━━━ RECORDS SHOWN ━━━

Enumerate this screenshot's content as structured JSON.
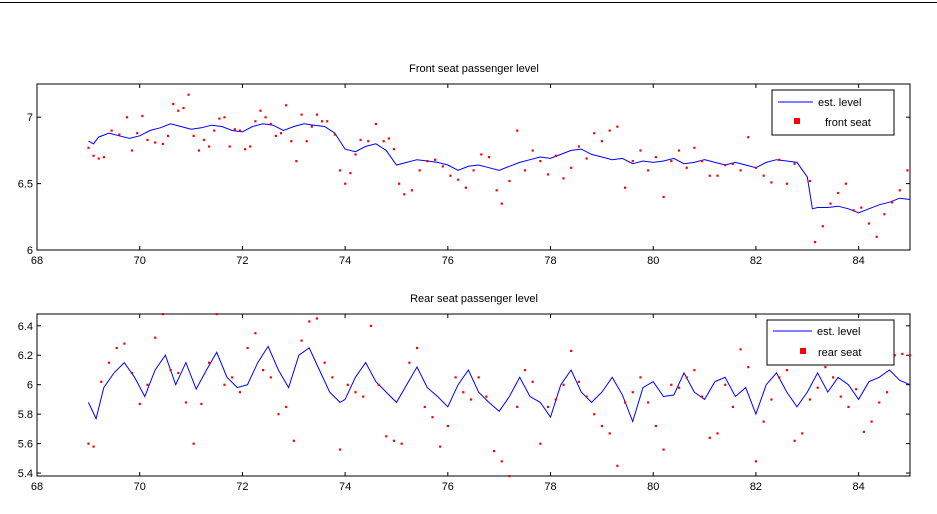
{
  "colors": {
    "est_line": "#0000ff",
    "raw_points": "#ff0000",
    "axes": "#000000",
    "background": "#ffffff"
  },
  "chart_data": [
    {
      "type": "line",
      "title": "Front seat passenger level",
      "xlabel": "",
      "ylabel": "",
      "xlim": [
        68,
        85
      ],
      "ylim": [
        6,
        7.25
      ],
      "xticks": [
        68,
        70,
        72,
        74,
        76,
        78,
        80,
        82,
        84
      ],
      "yticks": [
        6,
        6.5,
        7
      ],
      "ytick_labels": [
        "6",
        "6.5",
        "7"
      ],
      "grid": false,
      "legend_position": "top-right",
      "series": [
        {
          "name": "est. level",
          "style": "line",
          "x": [
            69.0,
            69.1,
            69.2,
            69.4,
            69.6,
            69.8,
            70.0,
            70.2,
            70.4,
            70.6,
            70.8,
            71.0,
            71.2,
            71.4,
            71.6,
            71.8,
            72.0,
            72.2,
            72.4,
            72.6,
            72.8,
            73.0,
            73.2,
            73.4,
            73.6,
            73.8,
            74.0,
            74.2,
            74.4,
            74.6,
            74.8,
            75.0,
            75.2,
            75.4,
            75.6,
            75.8,
            76.0,
            76.2,
            76.4,
            76.6,
            76.8,
            77.0,
            77.2,
            77.4,
            77.6,
            77.8,
            78.0,
            78.2,
            78.4,
            78.6,
            78.8,
            79.0,
            79.2,
            79.4,
            79.6,
            79.8,
            80.0,
            80.2,
            80.4,
            80.6,
            80.8,
            81.0,
            81.2,
            81.4,
            81.6,
            81.8,
            82.0,
            82.2,
            82.4,
            82.6,
            82.8,
            83.0,
            83.1,
            83.2,
            83.4,
            83.6,
            83.8,
            84.0,
            84.2,
            84.4,
            84.6,
            84.8,
            85.0
          ],
          "y": [
            6.82,
            6.8,
            6.85,
            6.88,
            6.86,
            6.84,
            6.86,
            6.9,
            6.92,
            6.95,
            6.93,
            6.91,
            6.92,
            6.94,
            6.93,
            6.9,
            6.89,
            6.93,
            6.95,
            6.94,
            6.9,
            6.93,
            6.95,
            6.94,
            6.93,
            6.88,
            6.76,
            6.74,
            6.78,
            6.8,
            6.75,
            6.64,
            6.66,
            6.68,
            6.67,
            6.66,
            6.64,
            6.6,
            6.63,
            6.64,
            6.62,
            6.6,
            6.63,
            6.66,
            6.68,
            6.7,
            6.69,
            6.72,
            6.75,
            6.76,
            6.72,
            6.7,
            6.68,
            6.69,
            6.65,
            6.67,
            6.66,
            6.67,
            6.69,
            6.65,
            6.66,
            6.68,
            6.66,
            6.64,
            6.66,
            6.64,
            6.62,
            6.66,
            6.68,
            6.67,
            6.66,
            6.55,
            6.31,
            6.32,
            6.32,
            6.33,
            6.31,
            6.28,
            6.31,
            6.34,
            6.36,
            6.39,
            6.38
          ]
        },
        {
          "name": "front seat",
          "style": "points",
          "x": [
            69.0,
            69.1,
            69.2,
            69.3,
            69.45,
            69.6,
            69.75,
            69.85,
            69.95,
            70.05,
            70.15,
            70.3,
            70.45,
            70.55,
            70.65,
            70.75,
            70.85,
            70.95,
            71.05,
            71.15,
            71.25,
            71.35,
            71.45,
            71.55,
            71.65,
            71.75,
            71.85,
            71.95,
            72.05,
            72.15,
            72.25,
            72.35,
            72.45,
            72.55,
            72.65,
            72.75,
            72.85,
            72.95,
            73.05,
            73.15,
            73.25,
            73.35,
            73.45,
            73.55,
            73.65,
            73.8,
            73.9,
            74.0,
            74.1,
            74.2,
            74.3,
            74.45,
            74.6,
            74.75,
            74.85,
            74.95,
            75.05,
            75.15,
            75.3,
            75.45,
            75.6,
            75.75,
            75.9,
            76.05,
            76.2,
            76.35,
            76.5,
            76.65,
            76.8,
            76.95,
            77.05,
            77.2,
            77.35,
            77.5,
            77.65,
            77.8,
            77.95,
            78.1,
            78.25,
            78.4,
            78.55,
            78.7,
            78.85,
            79.0,
            79.15,
            79.3,
            79.45,
            79.6,
            79.75,
            79.9,
            80.05,
            80.2,
            80.35,
            80.5,
            80.65,
            80.8,
            80.95,
            81.1,
            81.25,
            81.4,
            81.55,
            81.7,
            81.85,
            82.0,
            82.15,
            82.3,
            82.45,
            82.6,
            82.75,
            82.9,
            83.05,
            83.15,
            83.3,
            83.45,
            83.6,
            83.75,
            83.9,
            84.05,
            84.2,
            84.35,
            84.5,
            84.65,
            84.8,
            84.95
          ],
          "y": [
            6.77,
            6.71,
            6.69,
            6.7,
            6.9,
            6.87,
            7.0,
            6.75,
            6.88,
            7.01,
            6.83,
            6.81,
            6.8,
            6.86,
            7.1,
            7.05,
            7.07,
            7.17,
            6.86,
            6.75,
            6.83,
            6.78,
            6.9,
            6.99,
            7.0,
            6.78,
            6.91,
            6.9,
            6.76,
            6.78,
            6.97,
            7.05,
            7.0,
            6.95,
            6.86,
            6.88,
            7.09,
            6.82,
            6.67,
            7.02,
            6.82,
            6.93,
            7.02,
            6.97,
            6.97,
            6.87,
            6.6,
            6.5,
            6.58,
            6.72,
            6.83,
            6.82,
            6.95,
            6.82,
            6.84,
            6.76,
            6.5,
            6.42,
            6.45,
            6.6,
            6.67,
            6.68,
            6.63,
            6.56,
            6.53,
            6.47,
            6.6,
            6.72,
            6.7,
            6.45,
            6.35,
            6.52,
            6.9,
            6.6,
            6.75,
            6.67,
            6.57,
            6.71,
            6.54,
            6.62,
            6.78,
            6.69,
            6.88,
            6.82,
            6.9,
            6.93,
            6.47,
            6.67,
            6.75,
            6.6,
            6.7,
            6.4,
            6.67,
            6.75,
            6.62,
            6.77,
            6.67,
            6.56,
            6.56,
            6.64,
            6.65,
            6.6,
            6.85,
            6.62,
            6.56,
            6.51,
            6.68,
            6.5,
            6.65,
            6.88,
            6.52,
            6.06,
            6.18,
            6.35,
            6.43,
            6.5,
            6.3,
            6.32,
            6.2,
            6.1,
            6.27,
            6.36,
            6.45,
            6.6
          ]
        }
      ]
    },
    {
      "type": "line",
      "title": "Rear seat passenger level",
      "xlabel": "",
      "ylabel": "",
      "xlim": [
        68,
        85
      ],
      "ylim": [
        5.38,
        6.48
      ],
      "xticks": [
        68,
        70,
        72,
        74,
        76,
        78,
        80,
        82,
        84
      ],
      "yticks": [
        5.4,
        5.6,
        5.8,
        6.0,
        6.2,
        6.4
      ],
      "ytick_labels": [
        "5.4",
        "5.6",
        "5.8",
        "6",
        "6.2",
        "6.4"
      ],
      "grid": false,
      "legend_position": "top-right",
      "series": [
        {
          "name": "est. level",
          "style": "line",
          "x": [
            69.0,
            69.15,
            69.3,
            69.5,
            69.7,
            69.9,
            70.1,
            70.3,
            70.5,
            70.7,
            70.9,
            71.1,
            71.3,
            71.5,
            71.7,
            71.9,
            72.1,
            72.3,
            72.5,
            72.7,
            72.9,
            73.1,
            73.3,
            73.5,
            73.7,
            73.9,
            74.0,
            74.2,
            74.4,
            74.6,
            74.8,
            75.0,
            75.2,
            75.4,
            75.6,
            75.8,
            76.0,
            76.2,
            76.4,
            76.6,
            76.8,
            77.0,
            77.2,
            77.4,
            77.6,
            77.8,
            78.0,
            78.2,
            78.4,
            78.6,
            78.8,
            79.0,
            79.2,
            79.4,
            79.6,
            79.8,
            80.0,
            80.2,
            80.4,
            80.6,
            80.8,
            81.0,
            81.2,
            81.4,
            81.6,
            81.8,
            82.0,
            82.2,
            82.4,
            82.6,
            82.8,
            83.0,
            83.2,
            83.4,
            83.6,
            83.8,
            84.0,
            84.2,
            84.4,
            84.6,
            84.8,
            85.0
          ],
          "y": [
            5.88,
            5.77,
            5.98,
            6.08,
            6.15,
            6.05,
            5.92,
            6.1,
            6.2,
            6.0,
            6.15,
            5.97,
            6.1,
            6.22,
            6.05,
            5.98,
            6.0,
            6.15,
            6.26,
            6.1,
            5.98,
            6.2,
            6.25,
            6.1,
            5.95,
            5.88,
            5.9,
            6.05,
            6.15,
            6.02,
            5.95,
            5.88,
            6.0,
            6.12,
            5.98,
            5.92,
            5.85,
            6.0,
            6.1,
            5.95,
            5.88,
            5.82,
            5.92,
            6.05,
            5.92,
            5.88,
            5.78,
            6.0,
            6.1,
            5.95,
            5.88,
            5.95,
            6.05,
            5.93,
            5.75,
            5.98,
            6.02,
            5.92,
            5.93,
            6.08,
            5.95,
            5.9,
            6.02,
            6.05,
            5.92,
            5.98,
            5.8,
            6.0,
            6.08,
            5.95,
            5.85,
            5.95,
            6.08,
            5.95,
            6.05,
            6.0,
            5.9,
            6.02,
            6.05,
            6.1,
            6.03,
            6.0
          ]
        },
        {
          "name": "rear seat",
          "style": "points",
          "x": [
            69.0,
            69.1,
            69.25,
            69.4,
            69.55,
            69.7,
            69.85,
            70.0,
            70.15,
            70.3,
            70.45,
            70.6,
            70.75,
            70.9,
            71.05,
            71.2,
            71.35,
            71.5,
            71.65,
            71.8,
            71.95,
            72.1,
            72.25,
            72.4,
            72.55,
            72.7,
            72.85,
            73.0,
            73.15,
            73.3,
            73.45,
            73.6,
            73.75,
            73.9,
            74.05,
            74.2,
            74.35,
            74.5,
            74.65,
            74.8,
            74.95,
            75.1,
            75.25,
            75.4,
            75.55,
            75.7,
            75.85,
            76.0,
            76.15,
            76.3,
            76.45,
            76.6,
            76.75,
            76.9,
            77.05,
            77.2,
            77.35,
            77.5,
            77.65,
            77.8,
            77.95,
            78.1,
            78.25,
            78.4,
            78.55,
            78.7,
            78.85,
            79.0,
            79.15,
            79.3,
            79.45,
            79.6,
            79.75,
            79.9,
            80.05,
            80.2,
            80.35,
            80.5,
            80.65,
            80.8,
            80.95,
            81.1,
            81.25,
            81.4,
            81.55,
            81.7,
            81.85,
            82.0,
            82.15,
            82.3,
            82.45,
            82.6,
            82.75,
            82.9,
            83.05,
            83.2,
            83.35,
            83.5,
            83.65,
            83.8,
            83.95,
            84.1,
            84.25,
            84.4,
            84.55,
            84.7,
            84.85,
            85.0
          ],
          "y": [
            5.6,
            5.58,
            6.02,
            6.15,
            6.25,
            6.28,
            6.08,
            5.87,
            6.0,
            6.32,
            6.48,
            6.1,
            6.08,
            5.88,
            5.6,
            5.87,
            6.15,
            6.48,
            6.0,
            6.05,
            5.95,
            6.25,
            6.35,
            6.1,
            6.05,
            5.8,
            5.85,
            5.62,
            6.3,
            6.43,
            6.45,
            6.15,
            6.05,
            5.56,
            6.0,
            5.95,
            5.92,
            6.4,
            6.0,
            5.65,
            5.62,
            5.6,
            6.15,
            6.25,
            5.85,
            5.78,
            5.58,
            5.72,
            6.05,
            5.95,
            5.9,
            6.05,
            5.92,
            5.55,
            5.48,
            5.38,
            5.85,
            6.1,
            6.02,
            5.6,
            5.85,
            5.9,
            6.0,
            6.23,
            6.02,
            5.92,
            5.8,
            5.72,
            5.67,
            5.45,
            5.88,
            5.95,
            6.05,
            5.88,
            5.72,
            5.56,
            6.0,
            5.98,
            6.05,
            6.1,
            5.92,
            5.64,
            5.67,
            6.0,
            5.85,
            6.24,
            6.12,
            5.48,
            5.75,
            5.9,
            6.05,
            6.1,
            5.62,
            5.67,
            5.9,
            5.98,
            6.12,
            6.05,
            5.92,
            5.85,
            5.97,
            5.68,
            5.75,
            5.88,
            5.95,
            6.2,
            6.21,
            6.2
          ]
        }
      ]
    }
  ]
}
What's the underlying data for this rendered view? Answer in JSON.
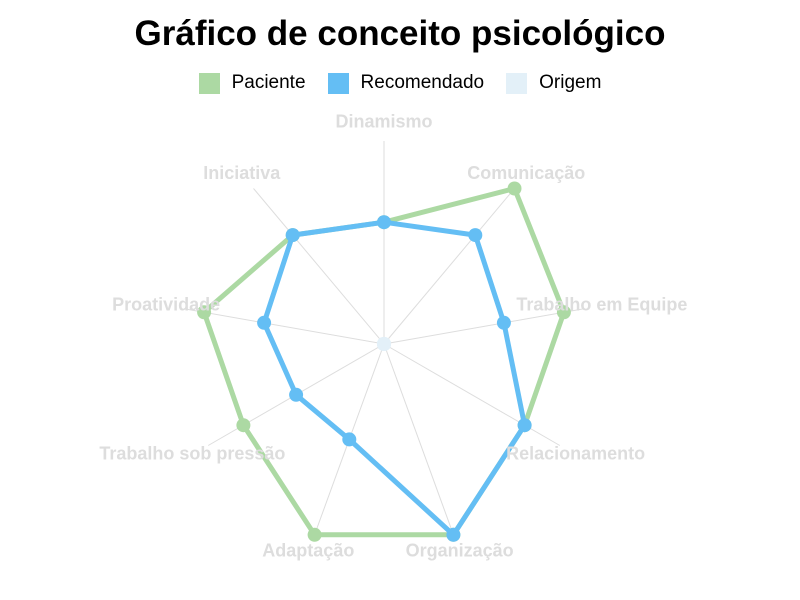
{
  "chart_data": {
    "type": "radar",
    "title": "Gráfico de conceito psicológico",
    "axes": [
      "Dinamismo",
      "Comunicação",
      "Trabalho em Equipe",
      "Relacionamento",
      "Organização",
      "Adaptação",
      "Trabalho sob pressão",
      "Proatividade",
      "Iniciativa"
    ],
    "rlim": [
      0,
      10
    ],
    "series": [
      {
        "name": "Paciente",
        "color": "#acd9a3",
        "values": [
          6,
          10,
          9,
          8,
          10,
          10,
          8,
          9,
          7
        ]
      },
      {
        "name": "Recomendado",
        "color": "#64bef4",
        "values": [
          6,
          7,
          6,
          8,
          10,
          5,
          5,
          6,
          7
        ]
      },
      {
        "name": "Origem",
        "color": "#e3f0f8",
        "values": [
          0,
          0,
          0,
          0,
          0,
          0,
          0,
          0,
          0
        ]
      }
    ],
    "grid": true,
    "legend_position": "top-center"
  }
}
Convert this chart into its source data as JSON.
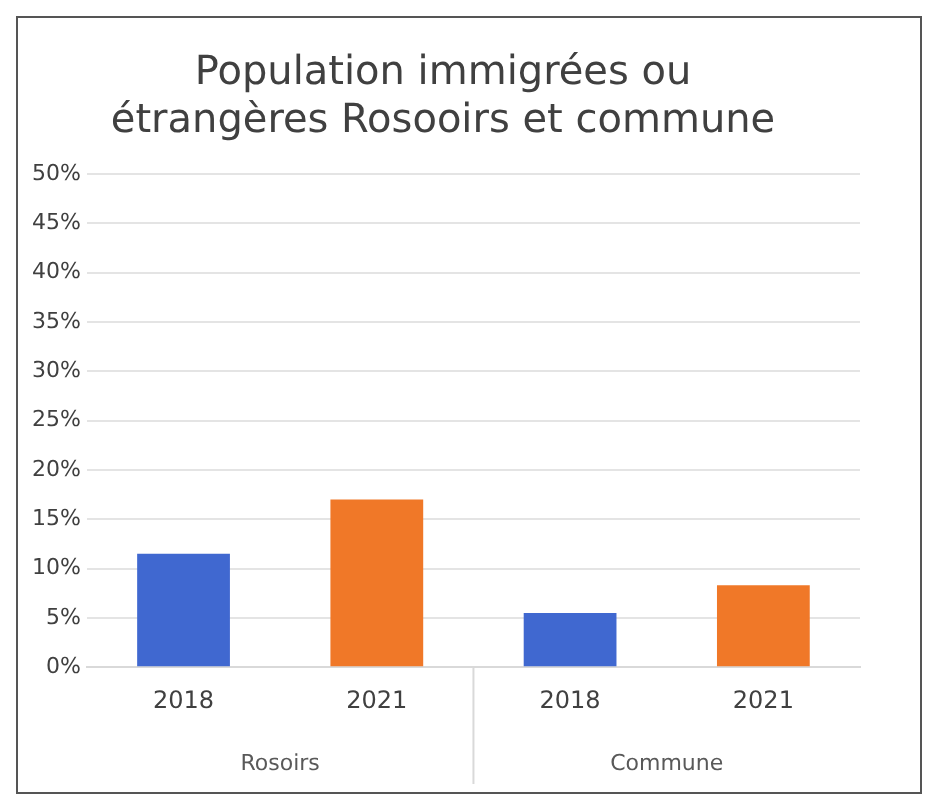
{
  "chart_data": {
    "type": "bar",
    "title": "Population immigrées ou\nétrangères Rosooirs et commune",
    "categories": [
      "2018",
      "2021",
      "2018",
      "2021"
    ],
    "values": [
      11.5,
      17,
      5.5,
      8.3
    ],
    "colors": [
      "#4068d0",
      "#f07828",
      "#4068d0",
      "#f07828"
    ],
    "annotations": [
      "Rosoirs",
      "Commune"
    ],
    "ylim": [
      0,
      50
    ],
    "yticks": [
      {
        "value": 0,
        "label": "0%"
      },
      {
        "value": 5,
        "label": "5%"
      },
      {
        "value": 10,
        "label": "10%"
      },
      {
        "value": 15,
        "label": "15%"
      },
      {
        "value": 20,
        "label": "20%"
      },
      {
        "value": 25,
        "label": "25%"
      },
      {
        "value": 30,
        "label": "30%"
      },
      {
        "value": 35,
        "label": "35%"
      },
      {
        "value": 40,
        "label": "40%"
      },
      {
        "value": 45,
        "label": "45%"
      },
      {
        "value": 50,
        "label": "50%"
      }
    ],
    "grid": "y"
  }
}
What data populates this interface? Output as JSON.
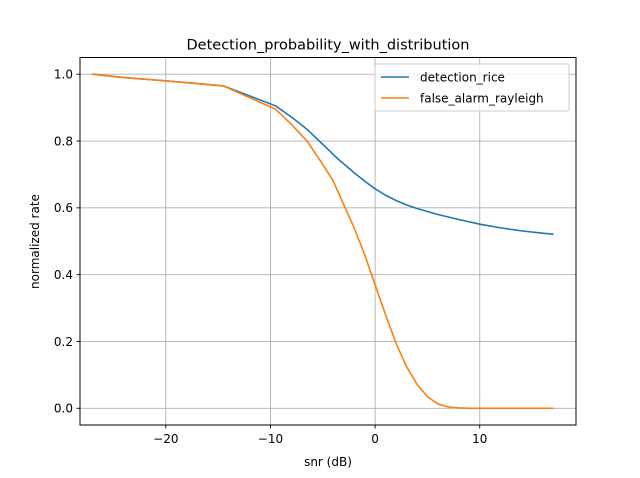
{
  "chart_data": {
    "type": "line",
    "title": "Detection_probability_with_distribution",
    "xlabel": "snr (dB)",
    "ylabel": "normalized rate",
    "xlim": [
      -28.2,
      19.2
    ],
    "ylim": [
      -0.05,
      1.05
    ],
    "xticks": [
      -20,
      -10,
      0,
      10
    ],
    "xtick_labels": [
      "−20",
      "−10",
      "0",
      "10"
    ],
    "yticks": [
      0.0,
      0.2,
      0.4,
      0.6,
      0.8,
      1.0
    ],
    "ytick_labels": [
      "0.0",
      "0.2",
      "0.4",
      "0.6",
      "0.8",
      "1.0"
    ],
    "grid": true,
    "legend_position": "upper right",
    "series": [
      {
        "name": "detection_rice",
        "color": "#1f77b4",
        "x": [
          -27,
          -24,
          -20,
          -17,
          -14.5,
          -12,
          -9.5,
          -8,
          -6.5,
          -5,
          -3.5,
          -2,
          -1,
          0,
          1,
          2,
          3,
          4,
          5,
          6,
          8,
          10,
          12,
          14,
          16,
          17
        ],
        "y": [
          1.0,
          0.99,
          0.98,
          0.972,
          0.965,
          0.935,
          0.905,
          0.872,
          0.835,
          0.79,
          0.745,
          0.705,
          0.68,
          0.657,
          0.638,
          0.622,
          0.609,
          0.598,
          0.589,
          0.58,
          0.565,
          0.551,
          0.54,
          0.531,
          0.524,
          0.521
        ]
      },
      {
        "name": "false_alarm_rayleigh",
        "color": "#ff7f0e",
        "x": [
          -27,
          -24,
          -20,
          -17,
          -14.5,
          -12,
          -9.5,
          -8,
          -6.5,
          -5,
          -4,
          -3,
          -2,
          -1,
          0,
          1,
          2,
          3,
          4,
          5,
          6,
          7,
          8,
          9,
          10,
          12,
          14,
          16,
          17
        ],
        "y": [
          1.0,
          0.99,
          0.98,
          0.972,
          0.965,
          0.93,
          0.895,
          0.85,
          0.8,
          0.73,
          0.68,
          0.61,
          0.54,
          0.46,
          0.37,
          0.28,
          0.195,
          0.125,
          0.072,
          0.035,
          0.013,
          0.004,
          0.001,
          0.0,
          0.0,
          0.0,
          0.0,
          0.0,
          0.0
        ]
      }
    ]
  }
}
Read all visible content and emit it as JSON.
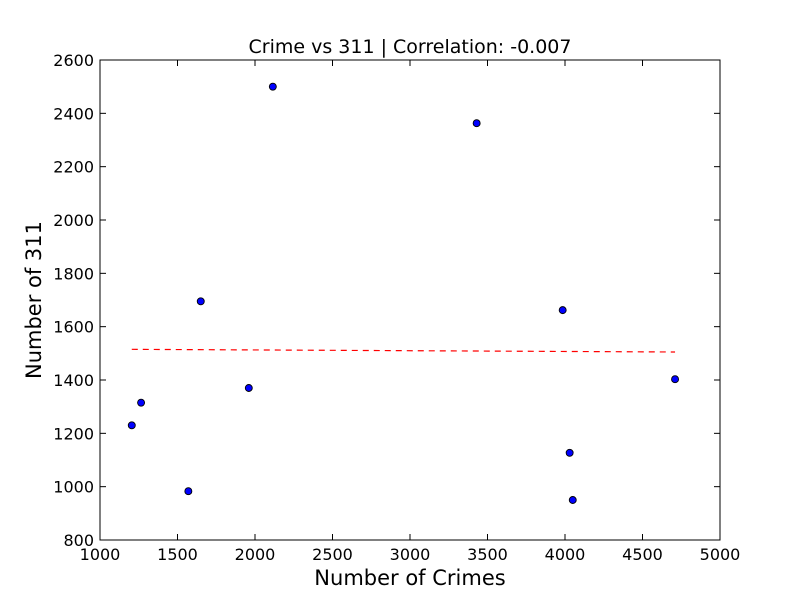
{
  "chart_data": {
    "type": "scatter",
    "title": "Crime vs 311 | Correlation: -0.007",
    "xlabel": "Number of Crimes",
    "ylabel": "Number of 311",
    "xlim": [
      1000,
      5000
    ],
    "ylim": [
      800,
      2600
    ],
    "x_ticks": [
      "1000",
      "1500",
      "2000",
      "2500",
      "3000",
      "3500",
      "4000",
      "4500",
      "5000"
    ],
    "y_ticks": [
      "800",
      "1000",
      "1200",
      "1400",
      "1600",
      "1800",
      "2000",
      "2200",
      "2400",
      "2600"
    ],
    "grid": false,
    "points": [
      {
        "x": 1205,
        "y": 1230
      },
      {
        "x": 1265,
        "y": 1315
      },
      {
        "x": 1570,
        "y": 983
      },
      {
        "x": 1650,
        "y": 1695
      },
      {
        "x": 1960,
        "y": 1370
      },
      {
        "x": 2115,
        "y": 2500
      },
      {
        "x": 3430,
        "y": 2363
      },
      {
        "x": 3985,
        "y": 1662
      },
      {
        "x": 4030,
        "y": 1127
      },
      {
        "x": 4050,
        "y": 950
      },
      {
        "x": 4710,
        "y": 1403
      }
    ],
    "trendline": {
      "x": [
        1205,
        4710
      ],
      "y": [
        1515,
        1505
      ]
    },
    "colors": {
      "points": "#0000ff",
      "point_edge": "#000000",
      "trendline": "#ff0000"
    }
  }
}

━━━

§ EXERCISE:
Count every line in the data where the string "ylabel" occurs. Give nothing except the number.

§ THE SOLUTION:
4